=== WORK TO BE COMPLETED ===
Sort through the data and copy the lines holding the word "circ".

━━━━━ THE DATA

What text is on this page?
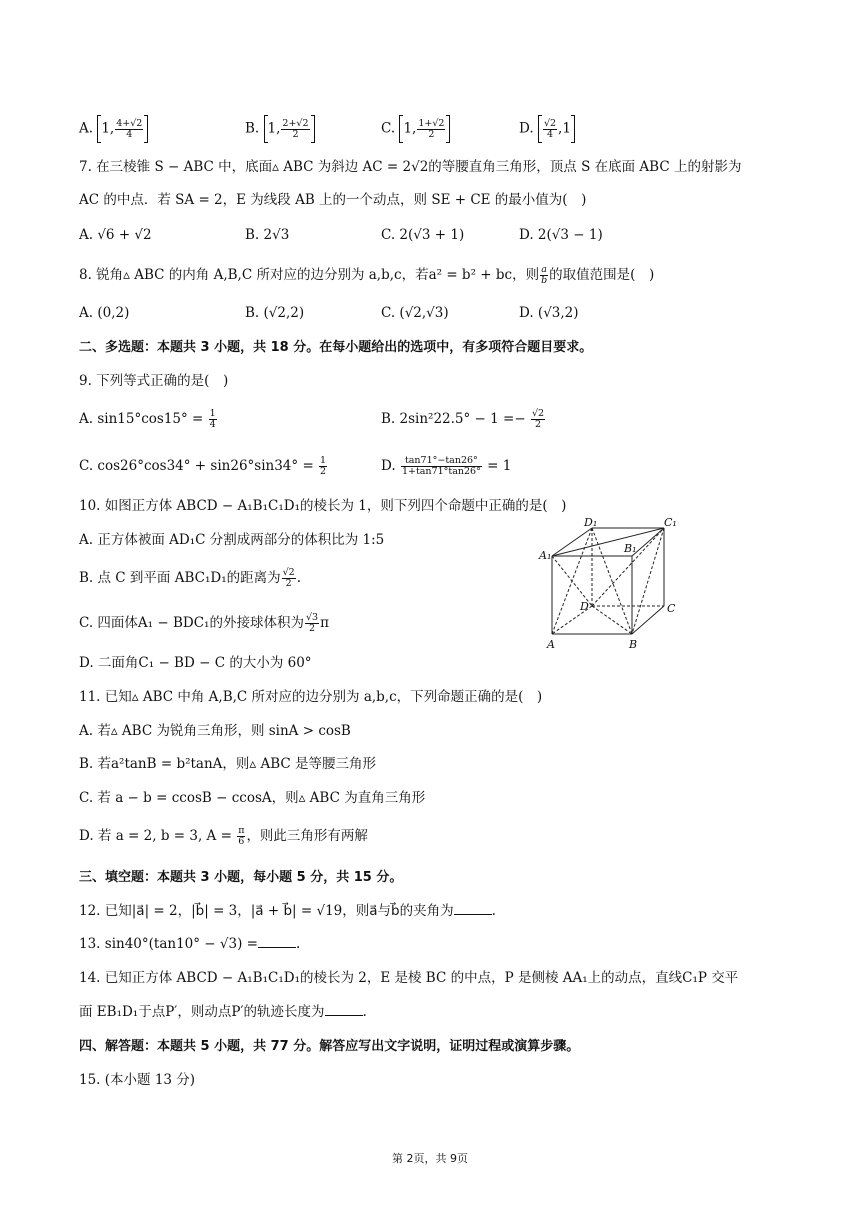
A. 1, $\frac{4+√2}{4}$	B. 1, $\frac{2+√2}{2}$	C. 1, $\frac{1+√2}{2}$	D. $\frac{√2}{4} ,1$
7. 在三棱锥 S − ABC 中，底面▵ ABC 为斜边 AC = 2√2的等腰直角三角形，顶点 S 在底面 ABC 上的射影为
AC 的中点．若 SA = 2，E 为线段 AB 上的一个动点，则 SE + CE 的最小值为(　)
A. √6 + √2	B. 2√3	C. 2(√3 + 1)	D. 2(√3 − 1)
8. 锐角▵ ABC 的内角 A,B,C 所对应的边分别为 a,b,c，若a² = b² + bc，则 $\frac{a}{b}$ 的取值范围是(　)
A. (0,2)	B. (√2,2)	C. (√2,√3)	D. (√3,2)
二、多选题：本题共 3 小题，共 18 分。在每小题给出的选项中，有多项符合题目要求。
9. 下列等式正确的是(　)
A. $\sin 15^\circ\cos 15^\circ = \frac{1}{4}$	B. $2\sin^222.5^\circ - 1 =- \frac{√2}{2}$
C. $\cos 26^\circ\cos 34^\circ + \sin 26^\circ\sin 34^\circ = \frac{1}{2}$	D. $\frac{\tan 71^\circ-\tan 26^\circ}{1+\tan 71^\circ\tan 26^\circ} = 1$
10. 如图正方体 ABCD − A₁B₁C₁D₁的棱长为 1，则下列四个命题中正确的是(　)
A. 正方体被面 AD₁C 分割成两部分的体积比为 1:5
B. 点 C 到平面 ABC₁D₁的距离为 $\frac{√2}{2}$ .
C. 四面体A₁ − BDC₁的外接球体积为 $\frac{√3}{2}$ π
D. 二面角C₁ − BD − C 的大小为 60°
D₁	C₁
A₁
B₁
D	C
A	B
11. 已知▵ ABC 中角 A,B,C 所对应的边分别为 a,b,c，下列命题正确的是(　)
A. 若▵ ABC 为锐角三角形，则 sinA > cosB
B. 若a²tanB = b²tanA，则▵ ABC 是等腰三角形
C. 若 a − b = ccosB − ccosA，则▵ ABC 为直角三角形
D. 若 a = 2, b = 3, $A = \frac{\pi}{6}$ ，则此三角形有两解
三、填空题：本题共 3 小题，每小题 5 分，共 15 分。
12. 已知|a⃗| = 2，|b⃗| = 3，|a⃗ + b⃗| = √19，则a⃗与b⃗的夹角为	.
13. sin40°(tan10° − √3) =	.
14. 已知正方体 ABCD − A₁B₁C₁D₁的棱长为 2，E 是棱 BC 的中点，P 是侧棱 AA₁上的动点，直线C₁P 交平
面 EB₁D₁于点P′，则动点P′的轨迹长度为	.
四、解答题：本题共 5 小题，共 77 分。解答应写出文字说明，证明过程或演算步骤。
15. (本小题 13 分)
第 2页，共 9页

━━━━━━━━━━

=== ANSWER FOR THIS EXERCISE ===
A. $\sin 15^\circ\cos 15^\circ = \frac{1}{4}$	B. $2\sin^222.5^\circ - 1 =- \frac{√2}{2}$
C. $\cos 26^\circ\cos 34^\circ + \sin 26^\circ\sin 34^\circ = \frac{1}{2}$	D. $\frac{\tan 71^\circ-\tan 26^\circ}{1+\tan 71^\circ\tan 26^\circ} = 1$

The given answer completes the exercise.